## Brano proposto
La differenza non è nella riuscita letteraria, ma nella natura stessa. La
varietà di questa antologia dimostra che non c'è una poesia femminile, ma ci
sono buone poetesse molto diverse tra loro”. Laura Liberale, “penso alla poesia
come a una possibilità di trascendimento dei generi, a un luogo di nudità
indifferenziata di ogni essere umano”, e Rossella Tempesta, “la poesia mi serve
a ritrarre ogni aspetto dell’esperienza reale, anche il più insignificante può
contenere paradigmi universali per comprendere meglio la ragione e il sentimento
che animano il Tutto”, scandagliano le relazioni affettive primarie,
individuandone, rispettivamente, singolarità (“Nemmeno da morente / vuoi
rinunciare al ruolo / rifiuti la muta di una pelle / ormai inservibile / fino
all’ultimo ti ribadisci”) e consuetudini (“ Eravamo così povere d’amore / che la
dolcezza dei piselli lessi / ci commoveva fino al pianto”).Laura Pugno
caldeggia, malgrado la corporeità del male, l’unanime opportunità di giocondità
e pienezza, “eppure sei salvato, / per il riflesso degli alberi / sei guidato al
nuovo”. Non ultima, Franca Mancinelli aduna versi fioriti intorno mutevoli
visioni itinerarie, “qualcosa in noi respira / soltanto nel trasloco: / gioia
per ogni terra cancellata”. “I versi sono la mia terra. La poesia è il
continente d’aria che abitiamo tra un naufragio e l’altro delle nostre
esistenze. La
poesia è così viva che può sembrare una presunzione contenerla in una forma
definitiva. E, una volta compiuto questo difficile e duro lavoro, ci si trova a
guardarla con lo stupore e la pena con cui si torna a fare visita agli animali
in gabbia, augurandosi -
conclude la Mancinelli - che
non si ammalino, che la loro esistenza continui il più possibile felice,
adattandosi ai confini di quel nuovo spazio”.

## Dati
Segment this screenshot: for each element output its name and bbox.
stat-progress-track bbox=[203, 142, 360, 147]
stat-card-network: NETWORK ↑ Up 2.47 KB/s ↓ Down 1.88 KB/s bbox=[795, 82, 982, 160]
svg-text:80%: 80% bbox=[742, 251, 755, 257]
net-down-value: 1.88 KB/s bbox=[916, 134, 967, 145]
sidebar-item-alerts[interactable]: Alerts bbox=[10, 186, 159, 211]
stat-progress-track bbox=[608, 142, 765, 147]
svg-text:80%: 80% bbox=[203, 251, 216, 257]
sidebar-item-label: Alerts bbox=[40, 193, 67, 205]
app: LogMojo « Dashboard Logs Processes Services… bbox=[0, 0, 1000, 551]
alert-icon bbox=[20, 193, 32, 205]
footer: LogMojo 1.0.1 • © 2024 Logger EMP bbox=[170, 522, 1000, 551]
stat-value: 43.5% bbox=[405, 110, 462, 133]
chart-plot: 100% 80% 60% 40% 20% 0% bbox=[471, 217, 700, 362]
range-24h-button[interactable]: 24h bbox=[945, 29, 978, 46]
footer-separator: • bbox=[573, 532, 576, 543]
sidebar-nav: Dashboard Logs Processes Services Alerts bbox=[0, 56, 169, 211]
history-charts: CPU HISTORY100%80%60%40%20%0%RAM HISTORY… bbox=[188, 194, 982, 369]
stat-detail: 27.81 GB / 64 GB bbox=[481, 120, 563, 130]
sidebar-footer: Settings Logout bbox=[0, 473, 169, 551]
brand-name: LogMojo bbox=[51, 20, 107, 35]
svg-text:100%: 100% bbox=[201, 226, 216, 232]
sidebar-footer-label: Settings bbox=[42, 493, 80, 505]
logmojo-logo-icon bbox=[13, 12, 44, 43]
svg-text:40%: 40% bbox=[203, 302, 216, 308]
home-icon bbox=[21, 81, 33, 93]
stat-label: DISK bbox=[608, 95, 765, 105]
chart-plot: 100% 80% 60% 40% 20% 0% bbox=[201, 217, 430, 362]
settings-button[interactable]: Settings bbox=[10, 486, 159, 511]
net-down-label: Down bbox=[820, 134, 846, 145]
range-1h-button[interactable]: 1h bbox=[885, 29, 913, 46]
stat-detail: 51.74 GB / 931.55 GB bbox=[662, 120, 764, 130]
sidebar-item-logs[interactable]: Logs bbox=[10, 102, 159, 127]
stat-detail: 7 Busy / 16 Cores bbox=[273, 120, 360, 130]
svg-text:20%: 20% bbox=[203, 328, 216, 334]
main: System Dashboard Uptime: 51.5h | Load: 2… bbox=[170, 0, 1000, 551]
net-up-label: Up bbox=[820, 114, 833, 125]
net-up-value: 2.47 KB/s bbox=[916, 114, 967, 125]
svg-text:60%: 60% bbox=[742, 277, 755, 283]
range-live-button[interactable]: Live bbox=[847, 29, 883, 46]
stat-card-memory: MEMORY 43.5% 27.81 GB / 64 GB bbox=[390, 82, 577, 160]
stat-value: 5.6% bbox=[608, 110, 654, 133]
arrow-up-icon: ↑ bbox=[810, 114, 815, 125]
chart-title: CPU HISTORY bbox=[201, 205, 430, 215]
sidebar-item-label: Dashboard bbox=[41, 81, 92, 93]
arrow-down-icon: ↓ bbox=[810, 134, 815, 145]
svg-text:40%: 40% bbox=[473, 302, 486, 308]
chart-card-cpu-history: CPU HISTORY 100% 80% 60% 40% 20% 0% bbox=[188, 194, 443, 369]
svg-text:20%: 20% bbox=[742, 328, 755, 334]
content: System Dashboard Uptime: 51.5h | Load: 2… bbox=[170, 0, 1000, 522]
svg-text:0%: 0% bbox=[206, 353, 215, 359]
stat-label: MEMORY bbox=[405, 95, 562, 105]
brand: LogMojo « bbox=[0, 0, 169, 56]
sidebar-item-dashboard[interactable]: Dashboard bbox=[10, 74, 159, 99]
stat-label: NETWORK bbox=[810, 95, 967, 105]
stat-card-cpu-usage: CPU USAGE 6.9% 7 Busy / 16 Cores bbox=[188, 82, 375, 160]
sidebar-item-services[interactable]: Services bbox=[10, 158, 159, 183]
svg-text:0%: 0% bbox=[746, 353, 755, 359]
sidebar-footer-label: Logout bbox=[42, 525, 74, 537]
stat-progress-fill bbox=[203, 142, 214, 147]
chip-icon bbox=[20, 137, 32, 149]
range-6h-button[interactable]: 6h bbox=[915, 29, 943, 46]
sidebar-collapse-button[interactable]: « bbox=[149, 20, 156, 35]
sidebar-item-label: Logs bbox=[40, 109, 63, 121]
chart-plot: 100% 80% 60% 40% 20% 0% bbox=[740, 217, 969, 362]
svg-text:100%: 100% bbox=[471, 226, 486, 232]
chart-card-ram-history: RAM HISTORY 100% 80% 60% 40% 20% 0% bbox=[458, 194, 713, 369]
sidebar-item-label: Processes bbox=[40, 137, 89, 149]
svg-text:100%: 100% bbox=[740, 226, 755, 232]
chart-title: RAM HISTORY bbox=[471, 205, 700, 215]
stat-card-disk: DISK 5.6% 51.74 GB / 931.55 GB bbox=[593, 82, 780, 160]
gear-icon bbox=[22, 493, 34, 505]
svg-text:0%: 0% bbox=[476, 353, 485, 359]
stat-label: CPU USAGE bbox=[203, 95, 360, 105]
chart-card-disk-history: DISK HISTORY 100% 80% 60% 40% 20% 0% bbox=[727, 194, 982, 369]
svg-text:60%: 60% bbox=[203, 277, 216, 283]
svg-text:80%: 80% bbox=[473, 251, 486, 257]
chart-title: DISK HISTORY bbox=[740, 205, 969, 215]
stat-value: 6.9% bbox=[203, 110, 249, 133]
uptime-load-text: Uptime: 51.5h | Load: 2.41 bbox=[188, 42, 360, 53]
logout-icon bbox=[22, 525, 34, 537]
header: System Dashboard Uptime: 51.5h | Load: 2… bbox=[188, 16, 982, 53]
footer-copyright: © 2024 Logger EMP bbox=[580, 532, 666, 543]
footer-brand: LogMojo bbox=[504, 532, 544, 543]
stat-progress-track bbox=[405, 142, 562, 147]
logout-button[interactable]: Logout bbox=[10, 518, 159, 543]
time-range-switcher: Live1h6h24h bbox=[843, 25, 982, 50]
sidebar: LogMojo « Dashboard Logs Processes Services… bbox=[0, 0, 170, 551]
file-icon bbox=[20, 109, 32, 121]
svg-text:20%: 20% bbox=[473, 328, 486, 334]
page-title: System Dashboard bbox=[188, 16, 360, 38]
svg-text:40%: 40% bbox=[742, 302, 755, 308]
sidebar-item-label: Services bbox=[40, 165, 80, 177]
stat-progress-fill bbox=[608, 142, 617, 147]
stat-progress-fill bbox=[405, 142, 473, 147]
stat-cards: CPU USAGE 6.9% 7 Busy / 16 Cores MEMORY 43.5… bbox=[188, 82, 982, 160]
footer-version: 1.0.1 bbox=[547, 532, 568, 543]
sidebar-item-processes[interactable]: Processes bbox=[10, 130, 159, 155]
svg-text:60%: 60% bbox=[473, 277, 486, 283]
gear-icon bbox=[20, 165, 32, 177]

## Esercizi da svolgere
A – Rispondi alle seguenti domande sul brano:
(i) Che cosa dimostra la varietà dell'antologia?
(ii) Come pensa alla poesia Laura Liberale?
(iii) Che cos'è la poesia per Franca Mancinelli?
B – Scrivi i nomi di tutte le poetesse citate nel brano.
Le righe non hanno alcun legame con il brano.

## Risposte agli esercizi
A –
(i) Dimostra che non c'è una poesia femminile, ma ci sono buone poetesse molto diverse tra loro.
(ii) Come a una possibilità di trascendimento dei generi, a un luogo di nudità indifferenziata di ogni essere umano.
(iii) È il continente d'aria che abitiamo tra un naufragio e l'altro delle nostre esistenze.

B – Laura Liberale, Rossella Tempesta, Laura Pugno, Franca Mancinelli